Given instruction: Give the entries again exactly, every one of them.

— START OF Record set —

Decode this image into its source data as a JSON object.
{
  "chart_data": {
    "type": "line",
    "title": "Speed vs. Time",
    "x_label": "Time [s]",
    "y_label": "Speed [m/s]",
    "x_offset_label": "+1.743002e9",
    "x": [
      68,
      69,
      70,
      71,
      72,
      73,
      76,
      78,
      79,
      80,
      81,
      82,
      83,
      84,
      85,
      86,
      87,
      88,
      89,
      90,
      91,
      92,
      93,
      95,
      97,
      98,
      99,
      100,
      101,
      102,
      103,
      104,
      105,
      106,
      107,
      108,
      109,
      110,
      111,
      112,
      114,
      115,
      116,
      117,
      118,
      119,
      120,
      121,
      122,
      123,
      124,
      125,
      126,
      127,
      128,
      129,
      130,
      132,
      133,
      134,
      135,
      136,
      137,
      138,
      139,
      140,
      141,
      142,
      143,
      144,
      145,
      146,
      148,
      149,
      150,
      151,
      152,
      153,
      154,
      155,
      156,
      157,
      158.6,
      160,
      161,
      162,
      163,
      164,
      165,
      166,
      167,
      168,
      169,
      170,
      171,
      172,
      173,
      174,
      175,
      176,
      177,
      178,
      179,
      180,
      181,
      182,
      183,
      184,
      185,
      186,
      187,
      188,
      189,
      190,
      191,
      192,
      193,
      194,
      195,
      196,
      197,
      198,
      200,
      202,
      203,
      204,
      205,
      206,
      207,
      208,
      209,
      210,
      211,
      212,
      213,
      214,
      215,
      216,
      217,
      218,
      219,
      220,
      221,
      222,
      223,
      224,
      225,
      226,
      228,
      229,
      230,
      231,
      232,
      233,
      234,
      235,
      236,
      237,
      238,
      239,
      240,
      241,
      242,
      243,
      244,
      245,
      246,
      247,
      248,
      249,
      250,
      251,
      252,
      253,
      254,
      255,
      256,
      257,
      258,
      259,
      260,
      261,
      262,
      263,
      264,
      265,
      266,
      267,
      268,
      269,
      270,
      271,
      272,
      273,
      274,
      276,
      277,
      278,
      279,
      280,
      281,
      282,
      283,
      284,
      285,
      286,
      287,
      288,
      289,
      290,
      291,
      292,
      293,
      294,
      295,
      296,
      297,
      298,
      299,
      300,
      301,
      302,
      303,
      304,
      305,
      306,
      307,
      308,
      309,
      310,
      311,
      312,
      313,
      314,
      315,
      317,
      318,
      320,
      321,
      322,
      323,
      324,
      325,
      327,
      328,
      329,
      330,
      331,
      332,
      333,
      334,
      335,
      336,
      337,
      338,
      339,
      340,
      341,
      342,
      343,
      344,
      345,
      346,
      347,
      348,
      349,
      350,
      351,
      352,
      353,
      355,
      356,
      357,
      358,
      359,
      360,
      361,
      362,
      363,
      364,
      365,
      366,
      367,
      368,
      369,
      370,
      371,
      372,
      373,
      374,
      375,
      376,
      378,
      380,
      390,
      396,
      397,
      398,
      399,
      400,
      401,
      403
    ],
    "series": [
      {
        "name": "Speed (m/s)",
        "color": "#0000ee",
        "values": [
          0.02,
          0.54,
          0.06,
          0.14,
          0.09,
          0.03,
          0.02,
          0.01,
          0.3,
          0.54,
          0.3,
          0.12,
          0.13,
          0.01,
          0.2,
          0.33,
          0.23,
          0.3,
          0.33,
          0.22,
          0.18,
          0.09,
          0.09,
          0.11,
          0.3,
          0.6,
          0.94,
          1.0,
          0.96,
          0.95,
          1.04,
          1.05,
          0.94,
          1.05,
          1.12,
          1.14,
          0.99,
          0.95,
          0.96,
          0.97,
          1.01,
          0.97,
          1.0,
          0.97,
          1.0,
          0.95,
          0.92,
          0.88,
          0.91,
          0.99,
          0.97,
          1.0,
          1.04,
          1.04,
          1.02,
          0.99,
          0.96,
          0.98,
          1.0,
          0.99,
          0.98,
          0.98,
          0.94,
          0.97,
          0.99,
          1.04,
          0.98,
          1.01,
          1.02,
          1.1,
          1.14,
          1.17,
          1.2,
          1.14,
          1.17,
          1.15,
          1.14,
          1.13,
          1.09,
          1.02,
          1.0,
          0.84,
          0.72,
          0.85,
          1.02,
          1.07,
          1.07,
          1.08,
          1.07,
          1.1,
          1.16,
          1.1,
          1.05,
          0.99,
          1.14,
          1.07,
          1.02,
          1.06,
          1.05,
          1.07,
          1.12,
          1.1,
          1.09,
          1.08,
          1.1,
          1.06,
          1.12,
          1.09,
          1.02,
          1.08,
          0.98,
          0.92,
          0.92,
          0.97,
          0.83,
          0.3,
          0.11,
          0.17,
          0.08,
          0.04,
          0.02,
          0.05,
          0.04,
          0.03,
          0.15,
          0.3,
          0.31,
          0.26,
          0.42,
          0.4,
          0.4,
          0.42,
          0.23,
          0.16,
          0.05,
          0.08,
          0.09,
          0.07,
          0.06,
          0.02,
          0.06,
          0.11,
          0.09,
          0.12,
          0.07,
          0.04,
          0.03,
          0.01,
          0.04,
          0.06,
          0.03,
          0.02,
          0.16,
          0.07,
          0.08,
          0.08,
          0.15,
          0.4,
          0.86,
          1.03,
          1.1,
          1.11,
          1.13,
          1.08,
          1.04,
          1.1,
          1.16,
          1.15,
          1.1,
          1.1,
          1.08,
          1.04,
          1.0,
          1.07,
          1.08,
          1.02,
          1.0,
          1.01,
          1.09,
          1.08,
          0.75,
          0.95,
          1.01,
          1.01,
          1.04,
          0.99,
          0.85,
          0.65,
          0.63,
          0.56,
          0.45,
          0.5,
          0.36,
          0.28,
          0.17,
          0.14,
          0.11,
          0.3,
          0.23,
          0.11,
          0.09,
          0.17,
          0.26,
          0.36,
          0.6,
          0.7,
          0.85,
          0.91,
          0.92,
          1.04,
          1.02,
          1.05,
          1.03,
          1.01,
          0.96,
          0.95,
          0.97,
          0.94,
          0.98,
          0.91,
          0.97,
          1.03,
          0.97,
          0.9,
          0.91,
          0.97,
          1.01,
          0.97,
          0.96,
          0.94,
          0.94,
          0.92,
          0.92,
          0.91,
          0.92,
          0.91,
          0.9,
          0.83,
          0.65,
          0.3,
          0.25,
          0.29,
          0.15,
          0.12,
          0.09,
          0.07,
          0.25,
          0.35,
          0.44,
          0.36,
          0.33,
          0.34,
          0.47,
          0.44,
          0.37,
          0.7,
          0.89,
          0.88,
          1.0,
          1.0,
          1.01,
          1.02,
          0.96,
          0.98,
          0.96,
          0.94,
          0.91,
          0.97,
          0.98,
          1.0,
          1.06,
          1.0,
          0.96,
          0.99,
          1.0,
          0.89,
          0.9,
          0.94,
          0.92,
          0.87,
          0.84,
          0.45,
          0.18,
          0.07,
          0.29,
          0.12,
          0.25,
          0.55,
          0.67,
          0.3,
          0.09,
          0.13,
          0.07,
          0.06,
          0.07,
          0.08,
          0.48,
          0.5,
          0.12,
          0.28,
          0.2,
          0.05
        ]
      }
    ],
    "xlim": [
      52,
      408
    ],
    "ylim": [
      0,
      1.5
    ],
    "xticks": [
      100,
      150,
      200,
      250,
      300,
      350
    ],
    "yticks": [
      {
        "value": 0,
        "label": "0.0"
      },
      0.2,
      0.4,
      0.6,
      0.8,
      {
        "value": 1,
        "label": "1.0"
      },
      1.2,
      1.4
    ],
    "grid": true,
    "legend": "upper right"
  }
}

— END OF Record set —

Response to the exercise:
Decode this image into its source data as a JSON object.
{
  "chart_data": {
    "type": "line",
    "title": "Speed vs. Time",
    "x_label": "Time [s]",
    "y_label": "Speed [m/s]",
    "x_offset_label": "+1.743002e9",
    "x": [
      68,
      69,
      70,
      71,
      72,
      73,
      76,
      78,
      79,
      80,
      81,
      82,
      83,
      84,
      85,
      86,
      87,
      88,
      89,
      90,
      91,
      92,
      93,
      95,
      97,
      98,
      99,
      100,
      101,
      102,
      103,
      104,
      105,
      106,
      107,
      108,
      109,
      110,
      111,
      112,
      114,
      115,
      116,
      117,
      118,
      119,
      120,
      121,
      122,
      123,
      124,
      125,
      126,
      127,
      128,
      129,
      130,
      132,
      133,
      134,
      135,
      136,
      137,
      138,
      139,
      140,
      141,
      142,
      143,
      144,
      145,
      146,
      148,
      149,
      150,
      151,
      152,
      153,
      154,
      155,
      156,
      157,
      158.6,
      160,
      161,
      162,
      163,
      164,
      165,
      166,
      167,
      168,
      169,
      170,
      171,
      172,
      173,
      174,
      175,
      176,
      177,
      178,
      179,
      180,
      181,
      182,
      183,
      184,
      185,
      186,
      187,
      188,
      189,
      190,
      191,
      192,
      193,
      194,
      195,
      196,
      197,
      198,
      200,
      202,
      203,
      204,
      205,
      206,
      207,
      208,
      209,
      210,
      211,
      212,
      213,
      214,
      215,
      216,
      217,
      218,
      219,
      220,
      221,
      222,
      223,
      224,
      225,
      226,
      228,
      229,
      230,
      231,
      232,
      233,
      234,
      235,
      236,
      237,
      238,
      239,
      240,
      241,
      242,
      243,
      244,
      245,
      246,
      247,
      248,
      249,
      250,
      251,
      252,
      253,
      254,
      255,
      256,
      257,
      258,
      259,
      260,
      261,
      262,
      263,
      264,
      265,
      266,
      267,
      268,
      269,
      270,
      271,
      272,
      273,
      274,
      276,
      277,
      278,
      279,
      280,
      281,
      282,
      283,
      284,
      285,
      286,
      287,
      288,
      289,
      290,
      291,
      292,
      293,
      294,
      295,
      296,
      297,
      298,
      299,
      300,
      301,
      302,
      303,
      304,
      305,
      306,
      307,
      308,
      309,
      310,
      311,
      312,
      313,
      314,
      315,
      317,
      318,
      320,
      321,
      322,
      323,
      324,
      325,
      327,
      328,
      329,
      330,
      331,
      332,
      333,
      334,
      335,
      336,
      337,
      338,
      339,
      340,
      341,
      342,
      343,
      344,
      345,
      346,
      347,
      348,
      349,
      350,
      351,
      352,
      353,
      355,
      356,
      357,
      358,
      359,
      360,
      361,
      362,
      363,
      364,
      365,
      366,
      367,
      368,
      369,
      370,
      371,
      372,
      373,
      374,
      375,
      376,
      378,
      380,
      390,
      396,
      397,
      398,
      399,
      400,
      401,
      403
    ],
    "series": [
      {
        "name": "Speed (m/s)",
        "color": "#0000ee",
        "values": [
          0.02,
          0.54,
          0.06,
          0.14,
          0.09,
          0.03,
          0.02,
          0.01,
          0.3,
          0.54,
          0.3,
          0.12,
          0.13,
          0.01,
          0.2,
          0.33,
          0.23,
          0.3,
          0.33,
          0.22,
          0.18,
          0.09,
          0.09,
          0.11,
          0.3,
          0.6,
          0.94,
          1.0,
          0.96,
          0.95,
          1.04,
          1.05,
          0.94,
          1.05,
          1.12,
          1.14,
          0.99,
          0.95,
          0.96,
          0.97,
          1.01,
          0.97,
          1.0,
          0.97,
          1.0,
          0.95,
          0.92,
          0.88,
          0.91,
          0.99,
          0.97,
          1.0,
          1.04,
          1.04,
          1.02,
          0.99,
          0.96,
          0.98,
          1.0,
          0.99,
          0.98,
          0.98,
          0.94,
          0.97,
          0.99,
          1.04,
          0.98,
          1.01,
          1.02,
          1.1,
          1.14,
          1.17,
          1.2,
          1.14,
          1.17,
          1.15,
          1.14,
          1.13,
          1.09,
          1.02,
          1.0,
          0.84,
          0.72,
          0.85,
          1.02,
          1.07,
          1.07,
          1.08,
          1.07,
          1.1,
          1.16,
          1.1,
          1.05,
          0.99,
          1.14,
          1.07,
          1.02,
          1.06,
          1.05,
          1.07,
          1.12,
          1.1,
          1.09,
          1.08,
          1.1,
          1.06,
          1.12,
          1.09,
          1.02,
          1.08,
          0.98,
          0.92,
          0.92,
          0.97,
          0.83,
          0.3,
          0.11,
          0.17,
          0.08,
          0.04,
          0.02,
          0.05,
          0.04,
          0.03,
          0.15,
          0.3,
          0.31,
          0.26,
          0.42,
          0.4,
          0.4,
          0.42,
          0.23,
          0.16,
          0.05,
          0.08,
          0.09,
          0.07,
          0.06,
          0.02,
          0.06,
          0.11,
          0.09,
          0.12,
          0.07,
          0.04,
          0.03,
          0.01,
          0.04,
          0.06,
          0.03,
          0.02,
          0.16,
          0.07,
          0.08,
          0.08,
          0.15,
          0.4,
          0.86,
          1.03,
          1.1,
          1.11,
          1.13,
          1.08,
          1.04,
          1.1,
          1.16,
          1.15,
          1.1,
          1.1,
          1.08,
          1.04,
          1.0,
          1.07,
          1.08,
          1.02,
          1.0,
          1.01,
          1.09,
          1.08,
          0.75,
          0.95,
          1.01,
          1.01,
          1.04,
          0.99,
          0.85,
          0.65,
          0.63,
          0.56,
          0.45,
          0.5,
          0.36,
          0.28,
          0.17,
          0.14,
          0.11,
          0.3,
          0.23,
          0.11,
          0.09,
          0.17,
          0.26,
          0.36,
          0.6,
          0.7,
          0.85,
          0.91,
          0.92,
          1.04,
          1.02,
          1.05,
          1.03,
          1.01,
          0.96,
          0.95,
          0.97,
          0.94,
          0.98,
          0.91,
          0.97,
          1.03,
          0.97,
          0.9,
          0.91,
          0.97,
          1.01,
          0.97,
          0.96,
          0.94,
          0.94,
          0.92,
          0.92,
          0.91,
          0.92,
          0.91,
          0.9,
          0.83,
          0.65,
          0.3,
          0.25,
          0.29,
          0.15,
          0.12,
          0.09,
          0.07,
          0.25,
          0.35,
          0.44,
          0.36,
          0.33,
          0.34,
          0.47,
          0.44,
          0.37,
          0.7,
          0.89,
          0.88,
          1.0,
          1.0,
          1.01,
          1.02,
          0.96,
          0.98,
          0.96,
          0.94,
          0.91,
          0.97,
          0.98,
          1.0,
          1.06,
          1.0,
          0.96,
          0.99,
          1.0,
          0.89,
          0.9,
          0.94,
          0.92,
          0.87,
          0.84,
          0.45,
          0.18,
          0.07,
          0.29,
          0.12,
          0.25,
          0.55,
          0.67,
          0.3,
          0.09,
          0.13,
          0.07,
          0.06,
          0.07,
          0.08,
          0.48,
          0.5,
          0.12,
          0.28,
          0.2,
          0.05
        ]
      }
    ],
    "xlim": [
      52,
      408
    ],
    "ylim": [
      0,
      1.5
    ],
    "xticks": [
      100,
      150,
      200,
      250,
      300,
      350
    ],
    "yticks": [
      {
        "value": 0,
        "label": "0.0"
      },
      0.2,
      0.4,
      0.6,
      0.8,
      {
        "value": 1,
        "label": "1.0"
      },
      1.2,
      1.4
    ],
    "grid": true,
    "legend": "upper right"
  }
}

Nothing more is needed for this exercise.